[Dataset records]
** Begin **

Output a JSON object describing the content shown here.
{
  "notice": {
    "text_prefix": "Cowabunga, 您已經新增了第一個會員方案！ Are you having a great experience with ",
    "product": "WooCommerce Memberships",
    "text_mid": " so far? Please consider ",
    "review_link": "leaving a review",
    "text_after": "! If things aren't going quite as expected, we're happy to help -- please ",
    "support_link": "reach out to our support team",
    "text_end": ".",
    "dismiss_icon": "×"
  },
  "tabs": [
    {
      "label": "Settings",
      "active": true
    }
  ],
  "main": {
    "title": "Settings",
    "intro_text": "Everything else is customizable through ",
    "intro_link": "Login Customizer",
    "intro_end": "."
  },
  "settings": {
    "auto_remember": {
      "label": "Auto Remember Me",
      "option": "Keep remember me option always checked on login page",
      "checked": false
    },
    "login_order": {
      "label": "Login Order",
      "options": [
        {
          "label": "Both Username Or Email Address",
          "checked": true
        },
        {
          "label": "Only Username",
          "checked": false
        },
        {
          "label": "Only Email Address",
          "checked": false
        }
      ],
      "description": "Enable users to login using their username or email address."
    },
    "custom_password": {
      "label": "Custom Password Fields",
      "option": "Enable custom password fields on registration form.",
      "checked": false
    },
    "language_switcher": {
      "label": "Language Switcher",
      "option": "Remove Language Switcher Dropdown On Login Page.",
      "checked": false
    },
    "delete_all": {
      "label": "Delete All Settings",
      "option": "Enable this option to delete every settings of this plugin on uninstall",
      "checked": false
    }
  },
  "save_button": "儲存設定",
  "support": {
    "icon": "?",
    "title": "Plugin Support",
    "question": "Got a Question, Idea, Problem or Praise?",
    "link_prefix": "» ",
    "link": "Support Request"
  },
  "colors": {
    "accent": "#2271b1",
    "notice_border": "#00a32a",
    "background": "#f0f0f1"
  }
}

** End **

● **Job**
Return the lines above exactly, keeping every word.

● **Right answer**
Output a JSON object describing the content shown here.
{
  "notice": {
    "text_prefix": "Cowabunga, 您已經新增了第一個會員方案！ Are you having a great experience with ",
    "product": "WooCommerce Memberships",
    "text_mid": " so far? Please consider ",
    "review_link": "leaving a review",
    "text_after": "! If things aren't going quite as expected, we're happy to help -- please ",
    "support_link": "reach out to our support team",
    "text_end": ".",
    "dismiss_icon": "×"
  },
  "tabs": [
    {
      "label": "Settings",
      "active": true
    }
  ],
  "main": {
    "title": "Settings",
    "intro_text": "Everything else is customizable through ",
    "intro_link": "Login Customizer",
    "intro_end": "."
  },
  "settings": {
    "auto_remember": {
      "label": "Auto Remember Me",
      "option": "Keep remember me option always checked on login page",
      "checked": false
    },
    "login_order": {
      "label": "Login Order",
      "options": [
        {
          "label": "Both Username Or Email Address",
          "checked": true
        },
        {
          "label": "Only Username",
          "checked": false
        },
        {
          "label": "Only Email Address",
          "checked": false
        }
      ],
      "description": "Enable users to login using their username or email address."
    },
    "custom_password": {
      "label": "Custom Password Fields",
      "option": "Enable custom password fields on registration form.",
      "checked": false
    },
    "language_switcher": {
      "label": "Language Switcher",
      "option": "Remove Language Switcher Dropdown On Login Page.",
      "checked": false
    },
    "delete_all": {
      "label": "Delete All Settings",
      "option": "Enable this option to delete every settings of this plugin on uninstall",
      "checked": false
    }
  },
  "save_button": "儲存設定",
  "support": {
    "icon": "?",
    "title": "Plugin Support",
    "question": "Got a Question, Idea, Problem or Praise?",
    "link_prefix": "» ",
    "link": "Support Request"
  },
  "colors": {
    "accent": "#2271b1",
    "notice_border": "#00a32a",
    "background": "#f0f0f1"
  }
}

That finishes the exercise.